------ Data supplied
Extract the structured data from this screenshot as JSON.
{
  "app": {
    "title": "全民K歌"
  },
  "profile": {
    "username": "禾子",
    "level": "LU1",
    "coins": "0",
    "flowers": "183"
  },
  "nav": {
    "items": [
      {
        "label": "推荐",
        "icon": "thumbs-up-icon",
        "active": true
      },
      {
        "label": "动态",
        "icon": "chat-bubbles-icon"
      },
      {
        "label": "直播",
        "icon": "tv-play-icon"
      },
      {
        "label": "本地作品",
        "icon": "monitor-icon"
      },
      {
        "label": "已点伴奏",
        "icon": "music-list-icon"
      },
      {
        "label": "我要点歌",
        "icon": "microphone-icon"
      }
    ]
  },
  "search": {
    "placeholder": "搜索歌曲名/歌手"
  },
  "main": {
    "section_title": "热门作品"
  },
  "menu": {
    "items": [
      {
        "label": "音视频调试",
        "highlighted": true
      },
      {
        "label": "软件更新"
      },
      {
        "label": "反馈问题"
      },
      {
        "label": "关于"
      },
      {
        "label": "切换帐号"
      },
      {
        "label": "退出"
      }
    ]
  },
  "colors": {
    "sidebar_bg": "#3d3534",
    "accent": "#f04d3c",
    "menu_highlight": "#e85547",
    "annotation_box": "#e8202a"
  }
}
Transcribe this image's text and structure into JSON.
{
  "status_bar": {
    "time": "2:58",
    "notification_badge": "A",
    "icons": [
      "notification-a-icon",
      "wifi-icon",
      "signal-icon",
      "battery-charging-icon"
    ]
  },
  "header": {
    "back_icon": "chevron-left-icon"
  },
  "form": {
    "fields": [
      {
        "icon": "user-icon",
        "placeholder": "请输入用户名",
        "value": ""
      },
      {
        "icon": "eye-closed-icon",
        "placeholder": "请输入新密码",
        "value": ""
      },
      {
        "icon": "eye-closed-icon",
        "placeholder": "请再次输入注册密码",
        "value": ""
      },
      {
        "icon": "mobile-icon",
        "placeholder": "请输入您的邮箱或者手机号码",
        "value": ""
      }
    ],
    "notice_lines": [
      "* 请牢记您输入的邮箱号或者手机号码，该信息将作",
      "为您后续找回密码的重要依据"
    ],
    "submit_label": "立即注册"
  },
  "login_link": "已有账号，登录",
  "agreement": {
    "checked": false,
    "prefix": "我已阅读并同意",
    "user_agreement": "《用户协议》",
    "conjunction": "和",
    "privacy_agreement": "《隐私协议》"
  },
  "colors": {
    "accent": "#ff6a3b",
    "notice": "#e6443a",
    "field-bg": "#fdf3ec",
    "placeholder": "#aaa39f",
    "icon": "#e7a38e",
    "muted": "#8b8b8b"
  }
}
------------
● Exercise aim: Write out, word for word, the line containing "Transcribe this image's" and every line after it to the end of the data above.

● Expected answer:
Transcribe this image's text and structure into JSON.
{
  "status_bar": {
    "time": "2:58",
    "notification_badge": "A",
    "icons": [
      "notification-a-icon",
      "wifi-icon",
      "signal-icon",
      "battery-charging-icon"
    ]
  },
  "header": {
    "back_icon": "chevron-left-icon"
  },
  "form": {
    "fields": [
      {
        "icon": "user-icon",
        "placeholder": "请输入用户名",
        "value": ""
      },
      {
        "icon": "eye-closed-icon",
        "placeholder": "请输入新密码",
        "value": ""
      },
      {
        "icon": "eye-closed-icon",
        "placeholder": "请再次输入注册密码",
        "value": ""
      },
      {
        "icon": "mobile-icon",
        "placeholder": "请输入您的邮箱或者手机号码",
        "value": ""
      }
    ],
    "notice_lines": [
      "* 请牢记您输入的邮箱号或者手机号码，该信息将作",
      "为您后续找回密码的重要依据"
    ],
    "submit_label": "立即注册"
  },
  "login_link": "已有账号，登录",
  "agreement": {
    "checked": false,
    "prefix": "我已阅读并同意",
    "user_agreement": "《用户协议》",
    "conjunction": "和",
    "privacy_agreement": "《隐私协议》"
  },
  "colors": {
    "accent": "#ff6a3b",
    "notice": "#e6443a",
    "field-bg": "#fdf3ec",
    "placeholder": "#aaa39f",
    "icon": "#e7a38e",
    "muted": "#8b8b8b"
  }
}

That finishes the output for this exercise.